**Try it:** Using the data below, return every line that holds the word "drugs".

**Data items:**
........

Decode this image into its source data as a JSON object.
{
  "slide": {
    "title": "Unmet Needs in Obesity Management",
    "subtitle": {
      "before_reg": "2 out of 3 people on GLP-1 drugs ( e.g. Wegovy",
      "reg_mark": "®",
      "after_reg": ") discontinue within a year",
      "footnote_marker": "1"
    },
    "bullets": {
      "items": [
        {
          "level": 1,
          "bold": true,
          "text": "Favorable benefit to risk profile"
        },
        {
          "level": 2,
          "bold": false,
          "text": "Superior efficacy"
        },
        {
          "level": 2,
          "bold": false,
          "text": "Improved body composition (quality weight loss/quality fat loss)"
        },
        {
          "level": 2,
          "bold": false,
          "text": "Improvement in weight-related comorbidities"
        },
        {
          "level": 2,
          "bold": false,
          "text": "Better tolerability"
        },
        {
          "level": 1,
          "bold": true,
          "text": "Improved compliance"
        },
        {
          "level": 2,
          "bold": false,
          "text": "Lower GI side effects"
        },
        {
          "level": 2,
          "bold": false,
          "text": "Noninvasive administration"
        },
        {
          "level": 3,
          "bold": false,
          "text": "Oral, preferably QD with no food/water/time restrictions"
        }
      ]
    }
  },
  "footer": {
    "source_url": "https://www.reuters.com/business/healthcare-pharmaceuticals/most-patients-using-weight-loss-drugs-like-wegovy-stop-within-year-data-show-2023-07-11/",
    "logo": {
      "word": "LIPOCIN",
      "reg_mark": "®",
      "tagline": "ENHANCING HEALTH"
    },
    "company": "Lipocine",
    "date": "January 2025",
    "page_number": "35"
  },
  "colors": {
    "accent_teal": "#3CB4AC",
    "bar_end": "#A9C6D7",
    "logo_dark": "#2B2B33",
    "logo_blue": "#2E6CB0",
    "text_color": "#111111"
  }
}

........

**Solution to this task:**
      "before_reg": "2 out of 3 people on GLP-1 drugs ( e.g. Wegovy",
    "source_url": "https://www.reuters.com/business/healthcare-pharmaceuticals/most-patients-using-weight-loss-drugs-like-wegovy-stop-within-year-data-show-2023-07-11/",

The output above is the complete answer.